**SOURCE DATA**.
|---|

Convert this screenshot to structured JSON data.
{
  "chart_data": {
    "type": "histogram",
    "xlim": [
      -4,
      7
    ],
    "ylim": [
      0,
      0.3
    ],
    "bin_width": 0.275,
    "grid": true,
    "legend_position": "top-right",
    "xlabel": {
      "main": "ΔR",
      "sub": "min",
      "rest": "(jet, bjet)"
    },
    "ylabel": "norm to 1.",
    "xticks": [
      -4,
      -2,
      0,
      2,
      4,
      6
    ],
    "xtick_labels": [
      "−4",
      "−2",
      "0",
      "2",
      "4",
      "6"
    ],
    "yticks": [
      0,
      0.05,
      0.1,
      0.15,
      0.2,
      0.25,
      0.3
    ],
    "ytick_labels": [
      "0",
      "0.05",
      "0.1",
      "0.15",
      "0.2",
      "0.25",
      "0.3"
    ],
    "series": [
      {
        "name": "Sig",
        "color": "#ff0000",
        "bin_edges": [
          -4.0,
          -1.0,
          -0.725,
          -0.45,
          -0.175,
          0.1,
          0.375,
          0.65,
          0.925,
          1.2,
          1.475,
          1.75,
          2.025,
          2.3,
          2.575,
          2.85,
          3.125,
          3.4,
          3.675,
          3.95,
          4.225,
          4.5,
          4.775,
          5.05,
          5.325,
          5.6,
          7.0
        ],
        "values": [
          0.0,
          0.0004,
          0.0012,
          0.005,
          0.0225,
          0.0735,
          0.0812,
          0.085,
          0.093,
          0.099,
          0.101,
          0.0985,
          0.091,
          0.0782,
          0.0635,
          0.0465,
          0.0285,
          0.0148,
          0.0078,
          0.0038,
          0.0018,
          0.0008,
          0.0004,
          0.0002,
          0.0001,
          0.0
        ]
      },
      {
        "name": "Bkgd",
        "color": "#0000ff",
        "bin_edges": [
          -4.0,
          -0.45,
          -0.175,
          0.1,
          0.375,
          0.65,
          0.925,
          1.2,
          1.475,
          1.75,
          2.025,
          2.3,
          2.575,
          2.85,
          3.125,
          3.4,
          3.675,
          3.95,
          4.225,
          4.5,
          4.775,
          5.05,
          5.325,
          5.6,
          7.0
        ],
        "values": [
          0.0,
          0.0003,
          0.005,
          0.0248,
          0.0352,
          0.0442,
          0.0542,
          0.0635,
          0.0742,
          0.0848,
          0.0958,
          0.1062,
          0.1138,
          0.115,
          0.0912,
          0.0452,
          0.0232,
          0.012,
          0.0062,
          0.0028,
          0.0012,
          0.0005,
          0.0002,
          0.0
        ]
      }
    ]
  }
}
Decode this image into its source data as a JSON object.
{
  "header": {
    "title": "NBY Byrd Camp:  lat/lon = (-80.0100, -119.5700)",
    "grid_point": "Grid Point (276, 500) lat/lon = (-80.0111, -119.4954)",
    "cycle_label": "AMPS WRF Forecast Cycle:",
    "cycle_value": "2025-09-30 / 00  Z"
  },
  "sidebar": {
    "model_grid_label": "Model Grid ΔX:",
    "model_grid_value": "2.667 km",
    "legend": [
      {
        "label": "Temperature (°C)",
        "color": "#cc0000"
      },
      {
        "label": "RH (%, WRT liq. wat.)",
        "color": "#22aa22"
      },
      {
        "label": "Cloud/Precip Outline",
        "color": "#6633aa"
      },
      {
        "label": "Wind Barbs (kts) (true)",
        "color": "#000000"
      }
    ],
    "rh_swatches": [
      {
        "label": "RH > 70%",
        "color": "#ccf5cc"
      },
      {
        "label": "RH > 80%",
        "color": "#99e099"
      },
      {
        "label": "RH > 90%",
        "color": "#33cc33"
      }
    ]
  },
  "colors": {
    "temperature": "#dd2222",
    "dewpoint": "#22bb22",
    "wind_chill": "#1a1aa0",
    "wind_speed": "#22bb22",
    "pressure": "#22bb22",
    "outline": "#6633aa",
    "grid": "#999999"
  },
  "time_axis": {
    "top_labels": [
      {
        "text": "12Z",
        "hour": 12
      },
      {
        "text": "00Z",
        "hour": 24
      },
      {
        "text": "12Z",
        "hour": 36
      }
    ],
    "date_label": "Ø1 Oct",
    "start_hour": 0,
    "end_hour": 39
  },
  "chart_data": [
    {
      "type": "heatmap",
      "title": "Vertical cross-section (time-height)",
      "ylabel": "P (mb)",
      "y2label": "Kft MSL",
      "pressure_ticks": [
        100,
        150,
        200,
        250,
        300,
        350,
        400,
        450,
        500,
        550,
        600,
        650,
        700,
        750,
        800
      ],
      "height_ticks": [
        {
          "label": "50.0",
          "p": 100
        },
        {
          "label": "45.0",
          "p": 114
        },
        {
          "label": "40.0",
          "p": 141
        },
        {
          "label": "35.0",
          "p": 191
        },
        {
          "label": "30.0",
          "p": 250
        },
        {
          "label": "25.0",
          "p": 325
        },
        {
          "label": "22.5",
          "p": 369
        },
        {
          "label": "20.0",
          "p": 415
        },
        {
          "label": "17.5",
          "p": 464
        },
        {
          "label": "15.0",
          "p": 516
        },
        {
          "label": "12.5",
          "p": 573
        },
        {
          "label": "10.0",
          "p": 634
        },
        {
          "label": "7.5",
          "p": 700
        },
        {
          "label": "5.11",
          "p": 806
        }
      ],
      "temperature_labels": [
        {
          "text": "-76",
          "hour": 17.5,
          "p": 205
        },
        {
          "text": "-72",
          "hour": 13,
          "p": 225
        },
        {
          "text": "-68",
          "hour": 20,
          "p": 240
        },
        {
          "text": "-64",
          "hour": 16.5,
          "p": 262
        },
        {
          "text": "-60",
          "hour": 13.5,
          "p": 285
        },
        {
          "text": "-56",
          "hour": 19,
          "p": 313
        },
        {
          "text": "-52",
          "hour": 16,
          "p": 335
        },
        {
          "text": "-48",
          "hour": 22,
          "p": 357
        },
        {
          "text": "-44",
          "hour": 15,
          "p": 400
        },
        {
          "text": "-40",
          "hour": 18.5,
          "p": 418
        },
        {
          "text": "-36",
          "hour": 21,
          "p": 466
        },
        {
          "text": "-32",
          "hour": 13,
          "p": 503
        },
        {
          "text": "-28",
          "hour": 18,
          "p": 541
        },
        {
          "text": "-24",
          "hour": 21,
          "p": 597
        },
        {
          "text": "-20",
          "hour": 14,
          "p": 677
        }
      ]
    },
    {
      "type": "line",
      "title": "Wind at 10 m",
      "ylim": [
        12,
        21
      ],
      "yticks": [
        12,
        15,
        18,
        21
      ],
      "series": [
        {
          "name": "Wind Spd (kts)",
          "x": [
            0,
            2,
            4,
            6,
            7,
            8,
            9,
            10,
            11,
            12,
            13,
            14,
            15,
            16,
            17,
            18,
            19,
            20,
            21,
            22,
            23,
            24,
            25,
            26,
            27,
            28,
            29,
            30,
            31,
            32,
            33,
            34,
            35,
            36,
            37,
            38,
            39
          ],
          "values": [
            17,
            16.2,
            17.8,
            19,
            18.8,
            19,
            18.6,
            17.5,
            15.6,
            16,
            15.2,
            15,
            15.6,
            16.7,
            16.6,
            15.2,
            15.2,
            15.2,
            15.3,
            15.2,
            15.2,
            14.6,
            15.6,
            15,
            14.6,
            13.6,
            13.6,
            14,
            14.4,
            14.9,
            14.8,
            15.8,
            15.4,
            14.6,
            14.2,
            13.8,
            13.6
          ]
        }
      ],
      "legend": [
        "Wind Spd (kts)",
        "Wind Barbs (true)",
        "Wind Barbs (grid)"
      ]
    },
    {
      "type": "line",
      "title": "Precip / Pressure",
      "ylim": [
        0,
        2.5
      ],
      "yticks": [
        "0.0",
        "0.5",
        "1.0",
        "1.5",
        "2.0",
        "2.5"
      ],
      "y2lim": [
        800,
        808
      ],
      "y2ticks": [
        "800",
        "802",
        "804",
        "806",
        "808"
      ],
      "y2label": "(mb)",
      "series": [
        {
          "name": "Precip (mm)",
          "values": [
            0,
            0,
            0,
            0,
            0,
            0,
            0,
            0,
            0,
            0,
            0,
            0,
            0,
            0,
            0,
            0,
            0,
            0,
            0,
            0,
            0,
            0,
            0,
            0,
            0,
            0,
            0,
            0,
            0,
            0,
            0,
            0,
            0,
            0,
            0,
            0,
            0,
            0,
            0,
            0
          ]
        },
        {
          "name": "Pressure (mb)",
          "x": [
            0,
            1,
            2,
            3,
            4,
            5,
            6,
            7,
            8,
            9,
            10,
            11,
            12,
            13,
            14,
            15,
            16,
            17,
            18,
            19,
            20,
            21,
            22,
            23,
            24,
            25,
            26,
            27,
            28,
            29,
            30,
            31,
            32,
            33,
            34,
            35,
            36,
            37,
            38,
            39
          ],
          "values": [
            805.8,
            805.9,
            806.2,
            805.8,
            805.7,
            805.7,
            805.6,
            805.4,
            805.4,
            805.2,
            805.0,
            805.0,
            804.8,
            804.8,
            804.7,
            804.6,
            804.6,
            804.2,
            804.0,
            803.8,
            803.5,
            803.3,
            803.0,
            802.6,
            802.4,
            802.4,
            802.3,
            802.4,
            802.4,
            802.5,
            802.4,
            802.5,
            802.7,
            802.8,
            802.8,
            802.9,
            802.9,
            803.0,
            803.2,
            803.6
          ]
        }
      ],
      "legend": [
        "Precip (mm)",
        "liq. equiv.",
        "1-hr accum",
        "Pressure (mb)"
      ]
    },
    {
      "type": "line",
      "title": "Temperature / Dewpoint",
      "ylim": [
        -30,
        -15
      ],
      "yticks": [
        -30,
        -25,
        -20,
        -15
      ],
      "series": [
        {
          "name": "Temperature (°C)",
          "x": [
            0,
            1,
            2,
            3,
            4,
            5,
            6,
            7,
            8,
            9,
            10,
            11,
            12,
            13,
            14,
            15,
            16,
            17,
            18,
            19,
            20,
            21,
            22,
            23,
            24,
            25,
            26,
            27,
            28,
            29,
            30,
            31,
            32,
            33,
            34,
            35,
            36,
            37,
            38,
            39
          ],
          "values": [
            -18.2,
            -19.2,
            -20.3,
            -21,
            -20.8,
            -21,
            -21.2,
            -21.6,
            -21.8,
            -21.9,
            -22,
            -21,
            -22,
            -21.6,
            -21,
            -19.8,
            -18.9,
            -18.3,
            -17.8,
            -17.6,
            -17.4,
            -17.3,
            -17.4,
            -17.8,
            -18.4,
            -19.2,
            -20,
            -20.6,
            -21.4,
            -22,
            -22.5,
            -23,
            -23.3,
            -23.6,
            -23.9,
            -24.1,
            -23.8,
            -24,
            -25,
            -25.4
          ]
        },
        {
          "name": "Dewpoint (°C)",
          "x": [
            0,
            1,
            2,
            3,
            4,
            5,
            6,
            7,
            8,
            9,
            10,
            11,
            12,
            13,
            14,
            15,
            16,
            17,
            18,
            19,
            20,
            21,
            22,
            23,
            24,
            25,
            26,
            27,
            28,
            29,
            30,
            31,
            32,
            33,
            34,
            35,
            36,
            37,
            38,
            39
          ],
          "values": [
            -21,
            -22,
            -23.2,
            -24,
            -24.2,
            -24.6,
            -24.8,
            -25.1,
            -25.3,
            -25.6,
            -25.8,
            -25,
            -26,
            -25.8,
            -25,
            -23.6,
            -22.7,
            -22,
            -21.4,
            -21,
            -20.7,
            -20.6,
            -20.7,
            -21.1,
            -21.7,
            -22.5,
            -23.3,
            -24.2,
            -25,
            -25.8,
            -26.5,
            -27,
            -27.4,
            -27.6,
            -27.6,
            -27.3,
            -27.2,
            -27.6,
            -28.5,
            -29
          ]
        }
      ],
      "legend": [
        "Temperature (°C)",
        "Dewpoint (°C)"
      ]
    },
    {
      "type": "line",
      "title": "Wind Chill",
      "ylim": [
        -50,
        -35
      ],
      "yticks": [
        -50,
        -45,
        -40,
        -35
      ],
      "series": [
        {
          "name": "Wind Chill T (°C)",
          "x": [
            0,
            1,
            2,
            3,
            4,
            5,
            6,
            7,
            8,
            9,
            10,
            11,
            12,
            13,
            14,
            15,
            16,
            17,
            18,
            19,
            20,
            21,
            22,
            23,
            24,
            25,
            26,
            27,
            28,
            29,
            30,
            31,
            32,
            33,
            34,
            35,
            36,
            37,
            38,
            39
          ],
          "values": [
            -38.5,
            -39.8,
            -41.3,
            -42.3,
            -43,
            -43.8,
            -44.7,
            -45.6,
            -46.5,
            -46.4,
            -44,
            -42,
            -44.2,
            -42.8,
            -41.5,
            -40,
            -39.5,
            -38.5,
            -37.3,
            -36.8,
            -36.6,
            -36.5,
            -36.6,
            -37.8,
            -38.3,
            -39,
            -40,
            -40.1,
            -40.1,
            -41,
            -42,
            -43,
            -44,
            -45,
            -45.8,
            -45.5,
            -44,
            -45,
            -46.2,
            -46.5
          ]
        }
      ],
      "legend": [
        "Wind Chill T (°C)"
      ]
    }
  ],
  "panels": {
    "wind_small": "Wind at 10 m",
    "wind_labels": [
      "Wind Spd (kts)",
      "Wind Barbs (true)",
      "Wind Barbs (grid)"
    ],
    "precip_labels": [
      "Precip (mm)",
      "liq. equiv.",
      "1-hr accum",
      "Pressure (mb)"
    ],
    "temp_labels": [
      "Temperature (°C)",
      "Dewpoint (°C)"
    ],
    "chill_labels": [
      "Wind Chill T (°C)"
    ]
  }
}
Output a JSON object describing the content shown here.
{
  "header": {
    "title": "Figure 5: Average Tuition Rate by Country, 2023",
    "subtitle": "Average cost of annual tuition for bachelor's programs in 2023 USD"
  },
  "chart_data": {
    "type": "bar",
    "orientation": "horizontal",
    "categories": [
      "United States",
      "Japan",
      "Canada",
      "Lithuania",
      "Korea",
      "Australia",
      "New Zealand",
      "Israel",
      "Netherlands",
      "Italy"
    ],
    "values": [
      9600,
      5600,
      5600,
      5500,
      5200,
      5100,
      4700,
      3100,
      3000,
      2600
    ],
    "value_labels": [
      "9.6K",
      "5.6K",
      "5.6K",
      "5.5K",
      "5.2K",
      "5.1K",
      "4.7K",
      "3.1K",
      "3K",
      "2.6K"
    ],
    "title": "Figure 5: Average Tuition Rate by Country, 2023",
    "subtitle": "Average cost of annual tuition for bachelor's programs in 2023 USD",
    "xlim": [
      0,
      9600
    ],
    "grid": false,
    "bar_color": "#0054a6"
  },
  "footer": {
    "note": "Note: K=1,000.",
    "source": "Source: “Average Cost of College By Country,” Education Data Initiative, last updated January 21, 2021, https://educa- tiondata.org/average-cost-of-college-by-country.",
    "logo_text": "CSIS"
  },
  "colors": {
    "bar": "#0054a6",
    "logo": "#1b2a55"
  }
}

|---|

**WORK INSTRUCTIONS**.
From the records above, pull out each line that has "annual".

**TASK OUTPUT**.
    "subtitle": "Average cost of annual tuition for bachelor's programs in 2023 USD"
    "subtitle": "Average cost of annual tuition for bachelor's programs in 2023 USD",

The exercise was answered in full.